> _What to work on_:
Copy out every line containing the word "области".

> _Stored items_:

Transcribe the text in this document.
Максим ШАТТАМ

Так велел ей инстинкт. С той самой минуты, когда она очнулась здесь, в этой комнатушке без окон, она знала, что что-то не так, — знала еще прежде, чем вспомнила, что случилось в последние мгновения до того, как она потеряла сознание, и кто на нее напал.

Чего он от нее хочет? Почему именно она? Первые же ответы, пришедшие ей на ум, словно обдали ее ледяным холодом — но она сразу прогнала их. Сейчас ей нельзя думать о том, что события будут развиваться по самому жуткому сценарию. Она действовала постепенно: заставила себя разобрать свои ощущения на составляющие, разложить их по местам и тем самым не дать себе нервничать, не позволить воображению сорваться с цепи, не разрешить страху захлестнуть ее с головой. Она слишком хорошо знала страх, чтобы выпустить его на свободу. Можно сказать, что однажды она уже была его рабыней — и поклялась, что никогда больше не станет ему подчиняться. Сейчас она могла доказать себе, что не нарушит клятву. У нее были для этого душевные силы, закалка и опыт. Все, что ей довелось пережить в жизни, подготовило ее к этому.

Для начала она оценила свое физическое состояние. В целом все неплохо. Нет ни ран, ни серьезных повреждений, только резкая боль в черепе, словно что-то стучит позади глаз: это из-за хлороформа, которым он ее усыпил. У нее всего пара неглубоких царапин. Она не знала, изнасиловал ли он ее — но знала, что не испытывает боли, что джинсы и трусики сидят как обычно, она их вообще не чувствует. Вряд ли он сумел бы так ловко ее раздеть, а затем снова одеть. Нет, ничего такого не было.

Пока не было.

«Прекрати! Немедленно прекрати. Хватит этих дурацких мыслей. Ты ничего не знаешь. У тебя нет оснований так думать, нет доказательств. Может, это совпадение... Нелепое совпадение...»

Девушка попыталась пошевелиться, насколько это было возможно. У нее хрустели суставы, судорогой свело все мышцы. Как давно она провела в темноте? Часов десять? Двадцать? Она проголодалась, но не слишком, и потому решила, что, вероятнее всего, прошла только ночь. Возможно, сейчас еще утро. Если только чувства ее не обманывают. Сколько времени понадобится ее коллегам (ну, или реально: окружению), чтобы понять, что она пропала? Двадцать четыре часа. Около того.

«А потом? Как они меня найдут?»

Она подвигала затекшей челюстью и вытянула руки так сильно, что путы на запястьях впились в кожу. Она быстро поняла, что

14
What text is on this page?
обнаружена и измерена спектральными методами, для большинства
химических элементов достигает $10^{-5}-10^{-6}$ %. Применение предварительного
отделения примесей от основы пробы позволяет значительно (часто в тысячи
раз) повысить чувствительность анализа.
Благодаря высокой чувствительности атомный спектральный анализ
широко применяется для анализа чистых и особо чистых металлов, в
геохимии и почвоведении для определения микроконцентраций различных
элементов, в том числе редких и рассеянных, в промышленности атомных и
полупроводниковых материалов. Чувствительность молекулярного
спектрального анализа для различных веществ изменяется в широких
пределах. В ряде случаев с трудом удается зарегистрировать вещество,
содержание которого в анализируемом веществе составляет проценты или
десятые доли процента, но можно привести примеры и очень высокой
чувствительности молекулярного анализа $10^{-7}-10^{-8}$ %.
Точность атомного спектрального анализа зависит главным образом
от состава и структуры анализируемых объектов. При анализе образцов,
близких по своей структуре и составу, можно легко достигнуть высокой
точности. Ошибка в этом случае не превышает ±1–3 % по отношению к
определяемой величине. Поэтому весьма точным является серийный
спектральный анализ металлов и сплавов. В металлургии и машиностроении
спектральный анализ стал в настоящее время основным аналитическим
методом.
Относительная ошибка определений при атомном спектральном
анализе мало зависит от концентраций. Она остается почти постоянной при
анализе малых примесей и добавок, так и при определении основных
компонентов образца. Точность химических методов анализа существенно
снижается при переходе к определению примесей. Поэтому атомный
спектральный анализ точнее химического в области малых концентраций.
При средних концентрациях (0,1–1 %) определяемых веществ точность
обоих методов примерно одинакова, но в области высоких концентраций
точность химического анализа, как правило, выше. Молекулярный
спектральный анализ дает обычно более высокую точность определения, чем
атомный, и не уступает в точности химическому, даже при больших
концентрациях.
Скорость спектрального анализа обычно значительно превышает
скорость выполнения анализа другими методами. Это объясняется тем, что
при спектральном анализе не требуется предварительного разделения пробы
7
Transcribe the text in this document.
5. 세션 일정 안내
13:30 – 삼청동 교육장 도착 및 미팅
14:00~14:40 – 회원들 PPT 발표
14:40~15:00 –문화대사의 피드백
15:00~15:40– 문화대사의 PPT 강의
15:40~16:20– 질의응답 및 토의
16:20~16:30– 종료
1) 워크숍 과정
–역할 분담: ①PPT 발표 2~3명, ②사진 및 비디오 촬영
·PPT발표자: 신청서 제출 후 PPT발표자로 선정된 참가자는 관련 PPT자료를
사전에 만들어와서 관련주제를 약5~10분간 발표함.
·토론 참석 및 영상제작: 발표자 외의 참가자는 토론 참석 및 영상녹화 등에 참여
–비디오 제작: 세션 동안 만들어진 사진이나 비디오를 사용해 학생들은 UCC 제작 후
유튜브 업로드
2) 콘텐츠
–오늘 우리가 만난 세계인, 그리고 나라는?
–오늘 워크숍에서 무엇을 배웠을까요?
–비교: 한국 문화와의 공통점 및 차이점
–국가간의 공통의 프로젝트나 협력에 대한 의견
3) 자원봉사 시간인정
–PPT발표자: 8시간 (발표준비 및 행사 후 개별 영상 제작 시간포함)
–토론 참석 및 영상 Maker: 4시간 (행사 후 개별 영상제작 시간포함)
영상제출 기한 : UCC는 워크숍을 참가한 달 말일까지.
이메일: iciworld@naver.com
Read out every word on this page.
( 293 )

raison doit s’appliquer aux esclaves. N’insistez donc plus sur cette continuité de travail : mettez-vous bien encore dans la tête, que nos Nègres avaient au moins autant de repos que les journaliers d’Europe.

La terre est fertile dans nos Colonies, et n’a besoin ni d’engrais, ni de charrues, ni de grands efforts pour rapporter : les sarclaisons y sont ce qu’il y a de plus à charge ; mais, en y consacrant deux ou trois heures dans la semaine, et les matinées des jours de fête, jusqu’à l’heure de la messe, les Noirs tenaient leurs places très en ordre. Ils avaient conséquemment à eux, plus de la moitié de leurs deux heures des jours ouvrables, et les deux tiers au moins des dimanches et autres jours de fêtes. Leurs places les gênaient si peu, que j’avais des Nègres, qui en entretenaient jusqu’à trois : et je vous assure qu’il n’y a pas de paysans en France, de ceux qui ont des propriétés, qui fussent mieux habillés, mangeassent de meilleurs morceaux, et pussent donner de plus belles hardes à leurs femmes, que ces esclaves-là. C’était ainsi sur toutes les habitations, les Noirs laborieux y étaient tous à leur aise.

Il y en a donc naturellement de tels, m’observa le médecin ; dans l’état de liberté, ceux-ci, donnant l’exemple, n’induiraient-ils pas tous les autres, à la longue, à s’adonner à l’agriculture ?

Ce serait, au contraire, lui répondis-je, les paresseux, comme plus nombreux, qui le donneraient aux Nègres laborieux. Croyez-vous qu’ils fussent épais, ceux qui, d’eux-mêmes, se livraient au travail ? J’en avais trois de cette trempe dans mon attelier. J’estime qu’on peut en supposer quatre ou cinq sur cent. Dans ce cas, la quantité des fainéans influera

> _Correct output_:
спектральный анализ точнее химического в области малых концентраций.
обоих методов примерно одинакова, но в области высоких концентраций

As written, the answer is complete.